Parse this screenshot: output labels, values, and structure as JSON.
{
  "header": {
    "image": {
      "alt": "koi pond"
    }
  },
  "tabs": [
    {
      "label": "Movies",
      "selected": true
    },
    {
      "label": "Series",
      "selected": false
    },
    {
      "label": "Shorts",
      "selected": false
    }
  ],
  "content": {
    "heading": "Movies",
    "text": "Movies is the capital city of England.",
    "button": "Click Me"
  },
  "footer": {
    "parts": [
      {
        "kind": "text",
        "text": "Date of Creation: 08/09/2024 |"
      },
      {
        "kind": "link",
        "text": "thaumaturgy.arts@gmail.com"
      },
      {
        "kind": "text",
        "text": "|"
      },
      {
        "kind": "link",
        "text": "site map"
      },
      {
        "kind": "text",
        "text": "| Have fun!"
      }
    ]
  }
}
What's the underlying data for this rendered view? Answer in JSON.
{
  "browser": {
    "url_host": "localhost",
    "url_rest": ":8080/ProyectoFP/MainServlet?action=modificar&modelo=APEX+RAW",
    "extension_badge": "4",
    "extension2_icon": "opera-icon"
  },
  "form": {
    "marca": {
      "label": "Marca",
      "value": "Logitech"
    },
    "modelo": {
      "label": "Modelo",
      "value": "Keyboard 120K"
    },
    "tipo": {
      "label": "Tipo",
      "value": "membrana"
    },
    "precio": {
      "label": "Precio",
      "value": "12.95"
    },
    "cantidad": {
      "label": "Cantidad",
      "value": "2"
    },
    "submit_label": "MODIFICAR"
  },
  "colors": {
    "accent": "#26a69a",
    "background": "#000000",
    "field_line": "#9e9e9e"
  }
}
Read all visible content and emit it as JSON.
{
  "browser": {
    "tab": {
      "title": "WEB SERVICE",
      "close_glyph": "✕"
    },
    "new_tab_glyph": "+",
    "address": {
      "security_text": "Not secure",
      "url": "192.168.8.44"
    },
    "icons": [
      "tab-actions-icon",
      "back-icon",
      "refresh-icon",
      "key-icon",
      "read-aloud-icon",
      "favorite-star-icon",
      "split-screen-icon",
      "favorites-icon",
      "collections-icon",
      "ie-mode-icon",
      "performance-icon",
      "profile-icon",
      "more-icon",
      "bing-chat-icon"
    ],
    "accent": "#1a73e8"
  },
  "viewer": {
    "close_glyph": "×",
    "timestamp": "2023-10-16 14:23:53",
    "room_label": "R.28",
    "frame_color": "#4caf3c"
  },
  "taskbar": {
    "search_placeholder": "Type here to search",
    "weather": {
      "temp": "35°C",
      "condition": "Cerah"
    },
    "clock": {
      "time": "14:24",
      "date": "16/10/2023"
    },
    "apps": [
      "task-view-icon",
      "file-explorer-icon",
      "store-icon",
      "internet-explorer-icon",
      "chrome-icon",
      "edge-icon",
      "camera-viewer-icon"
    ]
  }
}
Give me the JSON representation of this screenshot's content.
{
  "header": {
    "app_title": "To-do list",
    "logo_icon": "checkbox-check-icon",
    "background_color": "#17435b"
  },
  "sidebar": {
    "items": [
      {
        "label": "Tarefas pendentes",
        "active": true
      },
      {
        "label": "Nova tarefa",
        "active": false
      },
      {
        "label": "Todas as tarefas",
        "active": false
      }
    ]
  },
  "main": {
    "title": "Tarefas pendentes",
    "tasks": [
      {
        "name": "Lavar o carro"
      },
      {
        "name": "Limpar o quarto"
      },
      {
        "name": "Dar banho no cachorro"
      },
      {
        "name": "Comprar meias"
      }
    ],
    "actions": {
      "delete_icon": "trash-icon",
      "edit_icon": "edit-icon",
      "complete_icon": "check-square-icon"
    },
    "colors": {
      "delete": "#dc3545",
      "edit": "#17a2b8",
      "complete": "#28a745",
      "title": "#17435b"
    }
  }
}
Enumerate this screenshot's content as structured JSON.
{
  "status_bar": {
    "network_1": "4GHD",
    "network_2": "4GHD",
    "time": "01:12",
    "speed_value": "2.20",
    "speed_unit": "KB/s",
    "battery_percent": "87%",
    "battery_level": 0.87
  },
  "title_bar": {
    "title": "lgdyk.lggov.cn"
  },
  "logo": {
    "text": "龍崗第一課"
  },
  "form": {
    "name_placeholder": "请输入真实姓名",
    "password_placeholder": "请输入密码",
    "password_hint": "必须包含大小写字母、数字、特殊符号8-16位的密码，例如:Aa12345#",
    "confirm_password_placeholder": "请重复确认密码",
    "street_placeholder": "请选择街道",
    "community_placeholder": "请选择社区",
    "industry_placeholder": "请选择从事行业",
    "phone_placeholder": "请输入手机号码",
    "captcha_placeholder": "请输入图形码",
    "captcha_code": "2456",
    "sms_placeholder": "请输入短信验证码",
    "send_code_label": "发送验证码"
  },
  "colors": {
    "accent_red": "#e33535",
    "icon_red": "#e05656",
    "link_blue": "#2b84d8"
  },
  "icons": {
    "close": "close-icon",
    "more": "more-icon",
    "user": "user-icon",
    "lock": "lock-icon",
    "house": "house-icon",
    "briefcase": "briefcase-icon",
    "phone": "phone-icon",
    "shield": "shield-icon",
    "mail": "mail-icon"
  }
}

******

_Task prompt_
Your task is to give the records above again, exactly.

_Task output_
Parse this screenshot: output labels, values, and structure as JSON.
{
  "header": {
    "image": {
      "alt": "koi pond"
    }
  },
  "tabs": [
    {
      "label": "Movies",
      "selected": true
    },
    {
      "label": "Series",
      "selected": false
    },
    {
      "label": "Shorts",
      "selected": false
    }
  ],
  "content": {
    "heading": "Movies",
    "text": "Movies is the capital city of England.",
    "button": "Click Me"
  },
  "footer": {
    "parts": [
      {
        "kind": "text",
        "text": "Date of Creation: 08/09/2024 |"
      },
      {
        "kind": "link",
        "text": "thaumaturgy.arts@gmail.com"
      },
      {
        "kind": "text",
        "text": "|"
      },
      {
        "kind": "link",
        "text": "site map"
      },
      {
        "kind": "text",
        "text": "| Have fun!"
      }
    ]
  }
}
What's the underlying data for this rendered view? Answer in JSON.
{
  "browser": {
    "url_host": "localhost",
    "url_rest": ":8080/ProyectoFP/MainServlet?action=modificar&modelo=APEX+RAW",
    "extension_badge": "4",
    "extension2_icon": "opera-icon"
  },
  "form": {
    "marca": {
      "label": "Marca",
      "value": "Logitech"
    },
    "modelo": {
      "label": "Modelo",
      "value": "Keyboard 120K"
    },
    "tipo": {
      "label": "Tipo",
      "value": "membrana"
    },
    "precio": {
      "label": "Precio",
      "value": "12.95"
    },
    "cantidad": {
      "label": "Cantidad",
      "value": "2"
    },
    "submit_label": "MODIFICAR"
  },
  "colors": {
    "accent": "#26a69a",
    "background": "#000000",
    "field_line": "#9e9e9e"
  }
}
Read all visible content and emit it as JSON.
{
  "browser": {
    "tab": {
      "title": "WEB SERVICE",
      "close_glyph": "✕"
    },
    "new_tab_glyph": "+",
    "address": {
      "security_text": "Not secure",
      "url": "192.168.8.44"
    },
    "icons": [
      "tab-actions-icon",
      "back-icon",
      "refresh-icon",
      "key-icon",
      "read-aloud-icon",
      "favorite-star-icon",
      "split-screen-icon",
      "favorites-icon",
      "collections-icon",
      "ie-mode-icon",
      "performance-icon",
      "profile-icon",
      "more-icon",
      "bing-chat-icon"
    ],
    "accent": "#1a73e8"
  },
  "viewer": {
    "close_glyph": "×",
    "timestamp": "2023-10-16 14:23:53",
    "room_label": "R.28",
    "frame_color": "#4caf3c"
  },
  "taskbar": {
    "search_placeholder": "Type here to search",
    "weather": {
      "temp": "35°C",
      "condition": "Cerah"
    },
    "clock": {
      "time": "14:24",
      "date": "16/10/2023"
    },
    "apps": [
      "task-view-icon",
      "file-explorer-icon",
      "store-icon",
      "internet-explorer-icon",
      "chrome-icon",
      "edge-icon",
      "camera-viewer-icon"
    ]
  }
}
Give me the JSON representation of this screenshot's content.
{
  "header": {
    "app_title": "To-do list",
    "logo_icon": "checkbox-check-icon",
    "background_color": "#17435b"
  },
  "sidebar": {
    "items": [
      {
        "label": "Tarefas pendentes",
        "active": true
      },
      {
        "label": "Nova tarefa",
        "active": false
      },
      {
        "label": "Todas as tarefas",
        "active": false
      }
    ]
  },
  "main": {
    "title": "Tarefas pendentes",
    "tasks": [
      {
        "name": "Lavar o carro"
      },
      {
        "name": "Limpar o quarto"
      },
      {
        "name": "Dar banho no cachorro"
      },
      {
        "name": "Comprar meias"
      }
    ],
    "actions": {
      "delete_icon": "trash-icon",
      "edit_icon": "edit-icon",
      "complete_icon": "check-square-icon"
    },
    "colors": {
      "delete": "#dc3545",
      "edit": "#17a2b8",
      "complete": "#28a745",
      "title": "#17435b"
    }
  }
}
Enumerate this screenshot's content as structured JSON.
{
  "status_bar": {
    "network_1": "4GHD",
    "network_2": "4GHD",
    "time": "01:12",
    "speed_value": "2.20",
    "speed_unit": "KB/s",
    "battery_percent": "87%",
    "battery_level": 0.87
  },
  "title_bar": {
    "title": "lgdyk.lggov.cn"
  },
  "logo": {
    "text": "龍崗第一課"
  },
  "form": {
    "name_placeholder": "请输入真实姓名",
    "password_placeholder": "请输入密码",
    "password_hint": "必须包含大小写字母、数字、特殊符号8-16位的密码，例如:Aa12345#",
    "confirm_password_placeholder": "请重复确认密码",
    "street_placeholder": "请选择街道",
    "community_placeholder": "请选择社区",
    "industry_placeholder": "请选择从事行业",
    "phone_placeholder": "请输入手机号码",
    "captcha_placeholder": "请输入图形码",
    "captcha_code": "2456",
    "sms_placeholder": "请输入短信验证码",
    "send_code_label": "发送验证码"
  },
  "colors": {
    "accent_red": "#e33535",
    "icon_red": "#e05656",
    "link_blue": "#2b84d8"
  },
  "icons": {
    "close": "close-icon",
    "more": "more-icon",
    "user": "user-icon",
    "lock": "lock-icon",
    "house": "house-icon",
    "briefcase": "briefcase-icon",
    "phone": "phone-icon",
    "shield": "shield-icon",
    "mail": "mail-icon"
  }
}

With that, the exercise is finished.